(Dataset records)
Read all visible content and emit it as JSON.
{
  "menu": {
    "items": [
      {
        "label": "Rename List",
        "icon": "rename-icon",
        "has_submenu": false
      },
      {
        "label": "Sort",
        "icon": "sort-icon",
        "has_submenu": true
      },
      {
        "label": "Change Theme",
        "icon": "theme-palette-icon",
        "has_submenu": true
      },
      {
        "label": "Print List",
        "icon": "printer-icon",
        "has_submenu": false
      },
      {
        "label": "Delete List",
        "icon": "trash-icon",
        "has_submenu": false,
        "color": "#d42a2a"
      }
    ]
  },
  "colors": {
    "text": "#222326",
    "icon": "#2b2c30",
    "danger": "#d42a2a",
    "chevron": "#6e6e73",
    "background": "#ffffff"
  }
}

__Set task__: Your task is to collect every line above that contains the word "List".

__Final result__:
        "label": "Rename List",
        "label": "Print List",
        "label": "Delete List",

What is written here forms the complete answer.